>>

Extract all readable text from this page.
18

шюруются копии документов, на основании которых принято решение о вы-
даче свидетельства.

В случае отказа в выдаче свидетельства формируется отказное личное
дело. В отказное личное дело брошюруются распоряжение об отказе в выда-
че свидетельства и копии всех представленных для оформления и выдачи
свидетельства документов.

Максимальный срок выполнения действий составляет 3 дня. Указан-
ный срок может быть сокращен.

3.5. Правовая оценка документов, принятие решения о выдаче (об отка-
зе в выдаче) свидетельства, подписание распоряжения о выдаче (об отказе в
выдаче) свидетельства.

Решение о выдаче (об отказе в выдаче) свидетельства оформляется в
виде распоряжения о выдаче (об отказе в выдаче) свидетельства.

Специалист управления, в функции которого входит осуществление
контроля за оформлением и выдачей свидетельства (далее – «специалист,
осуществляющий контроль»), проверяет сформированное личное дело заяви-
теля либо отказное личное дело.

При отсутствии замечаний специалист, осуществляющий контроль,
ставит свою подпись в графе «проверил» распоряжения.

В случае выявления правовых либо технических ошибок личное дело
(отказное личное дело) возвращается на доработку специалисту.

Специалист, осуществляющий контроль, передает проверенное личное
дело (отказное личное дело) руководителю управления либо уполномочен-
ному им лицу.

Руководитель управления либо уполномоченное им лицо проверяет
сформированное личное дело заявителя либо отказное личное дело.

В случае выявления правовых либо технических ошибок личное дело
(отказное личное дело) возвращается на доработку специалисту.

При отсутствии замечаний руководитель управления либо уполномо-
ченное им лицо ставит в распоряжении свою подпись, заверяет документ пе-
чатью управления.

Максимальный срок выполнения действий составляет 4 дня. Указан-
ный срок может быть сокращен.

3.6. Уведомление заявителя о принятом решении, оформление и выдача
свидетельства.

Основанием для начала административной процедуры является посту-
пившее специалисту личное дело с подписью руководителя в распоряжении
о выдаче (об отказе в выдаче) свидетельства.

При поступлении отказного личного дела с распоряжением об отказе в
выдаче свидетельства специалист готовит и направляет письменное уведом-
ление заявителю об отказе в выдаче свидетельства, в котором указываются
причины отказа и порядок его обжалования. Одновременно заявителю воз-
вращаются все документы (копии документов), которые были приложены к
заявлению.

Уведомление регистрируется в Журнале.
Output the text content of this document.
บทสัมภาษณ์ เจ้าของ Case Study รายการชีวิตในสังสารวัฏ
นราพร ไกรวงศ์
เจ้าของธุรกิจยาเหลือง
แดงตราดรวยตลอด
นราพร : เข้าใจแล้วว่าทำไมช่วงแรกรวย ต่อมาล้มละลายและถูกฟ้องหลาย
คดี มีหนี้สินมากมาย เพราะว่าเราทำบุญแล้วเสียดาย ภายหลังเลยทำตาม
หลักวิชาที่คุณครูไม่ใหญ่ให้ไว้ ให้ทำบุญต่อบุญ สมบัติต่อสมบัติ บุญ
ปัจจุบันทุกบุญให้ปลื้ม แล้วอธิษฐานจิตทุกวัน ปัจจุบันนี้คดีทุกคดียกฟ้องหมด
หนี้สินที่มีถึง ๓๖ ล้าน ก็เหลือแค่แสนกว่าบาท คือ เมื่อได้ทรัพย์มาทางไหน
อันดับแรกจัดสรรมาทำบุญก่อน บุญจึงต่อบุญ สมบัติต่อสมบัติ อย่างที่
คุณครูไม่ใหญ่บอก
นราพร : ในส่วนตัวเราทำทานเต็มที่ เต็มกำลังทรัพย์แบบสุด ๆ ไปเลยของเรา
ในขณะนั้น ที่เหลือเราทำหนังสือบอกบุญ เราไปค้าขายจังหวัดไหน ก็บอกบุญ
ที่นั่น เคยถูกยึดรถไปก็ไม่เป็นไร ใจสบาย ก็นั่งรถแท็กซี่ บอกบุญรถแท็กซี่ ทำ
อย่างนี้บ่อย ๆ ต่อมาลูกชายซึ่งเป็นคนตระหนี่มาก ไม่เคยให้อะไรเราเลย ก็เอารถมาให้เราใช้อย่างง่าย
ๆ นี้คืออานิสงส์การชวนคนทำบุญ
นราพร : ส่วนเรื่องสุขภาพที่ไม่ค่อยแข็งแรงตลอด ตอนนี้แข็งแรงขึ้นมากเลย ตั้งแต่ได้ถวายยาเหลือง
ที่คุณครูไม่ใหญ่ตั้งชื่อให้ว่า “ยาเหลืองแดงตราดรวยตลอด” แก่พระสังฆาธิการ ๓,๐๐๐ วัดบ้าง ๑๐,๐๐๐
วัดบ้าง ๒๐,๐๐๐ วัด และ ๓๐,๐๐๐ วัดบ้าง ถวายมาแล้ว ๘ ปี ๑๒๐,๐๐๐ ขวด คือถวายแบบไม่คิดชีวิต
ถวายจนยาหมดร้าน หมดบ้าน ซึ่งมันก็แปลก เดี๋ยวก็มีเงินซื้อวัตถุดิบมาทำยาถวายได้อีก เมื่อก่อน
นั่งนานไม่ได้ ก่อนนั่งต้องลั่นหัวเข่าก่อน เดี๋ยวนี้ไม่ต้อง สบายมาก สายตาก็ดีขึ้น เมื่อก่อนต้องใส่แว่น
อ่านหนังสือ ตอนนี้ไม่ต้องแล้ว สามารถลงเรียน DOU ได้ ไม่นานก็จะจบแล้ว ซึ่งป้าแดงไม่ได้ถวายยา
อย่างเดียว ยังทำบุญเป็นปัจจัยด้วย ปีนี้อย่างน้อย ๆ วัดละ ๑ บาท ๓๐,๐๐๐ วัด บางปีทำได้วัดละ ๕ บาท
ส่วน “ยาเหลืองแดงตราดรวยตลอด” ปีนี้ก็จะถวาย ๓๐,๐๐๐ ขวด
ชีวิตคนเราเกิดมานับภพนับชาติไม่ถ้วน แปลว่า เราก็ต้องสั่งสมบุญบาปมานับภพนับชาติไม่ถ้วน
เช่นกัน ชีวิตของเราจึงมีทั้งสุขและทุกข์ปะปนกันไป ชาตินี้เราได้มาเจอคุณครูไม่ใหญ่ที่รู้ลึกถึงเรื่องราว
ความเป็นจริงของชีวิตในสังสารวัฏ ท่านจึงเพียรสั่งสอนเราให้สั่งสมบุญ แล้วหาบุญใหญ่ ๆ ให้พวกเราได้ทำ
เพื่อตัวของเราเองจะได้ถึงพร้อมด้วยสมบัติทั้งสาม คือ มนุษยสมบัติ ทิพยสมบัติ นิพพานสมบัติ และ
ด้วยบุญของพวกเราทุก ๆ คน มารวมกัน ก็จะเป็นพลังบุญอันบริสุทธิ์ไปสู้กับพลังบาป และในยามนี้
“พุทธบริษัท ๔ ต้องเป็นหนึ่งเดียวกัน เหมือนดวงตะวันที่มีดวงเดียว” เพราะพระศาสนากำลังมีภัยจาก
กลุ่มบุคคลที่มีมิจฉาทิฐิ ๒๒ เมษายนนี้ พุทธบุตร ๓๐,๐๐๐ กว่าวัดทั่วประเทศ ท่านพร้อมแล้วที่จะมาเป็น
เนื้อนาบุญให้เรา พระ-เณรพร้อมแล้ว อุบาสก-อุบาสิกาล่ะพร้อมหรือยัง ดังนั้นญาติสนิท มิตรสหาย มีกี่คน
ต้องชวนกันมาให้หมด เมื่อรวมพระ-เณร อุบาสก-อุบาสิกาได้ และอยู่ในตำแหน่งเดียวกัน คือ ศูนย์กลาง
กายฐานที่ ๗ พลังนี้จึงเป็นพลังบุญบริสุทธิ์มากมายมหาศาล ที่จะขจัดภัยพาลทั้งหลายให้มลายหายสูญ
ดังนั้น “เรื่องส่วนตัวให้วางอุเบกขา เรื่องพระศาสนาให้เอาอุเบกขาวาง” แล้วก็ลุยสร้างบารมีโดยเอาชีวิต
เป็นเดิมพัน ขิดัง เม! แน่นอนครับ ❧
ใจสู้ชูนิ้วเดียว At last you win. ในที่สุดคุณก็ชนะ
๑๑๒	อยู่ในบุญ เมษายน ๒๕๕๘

<<

## EXERCISE INSTRUCTIONS
Filter for "Уведомление". Return all lines that hold it.

## RESULT OF THIS EXERCISE
3.6. Уведомление заявителя о принятом решении, оформление и выдача
Уведомление регистрируется в Журнале.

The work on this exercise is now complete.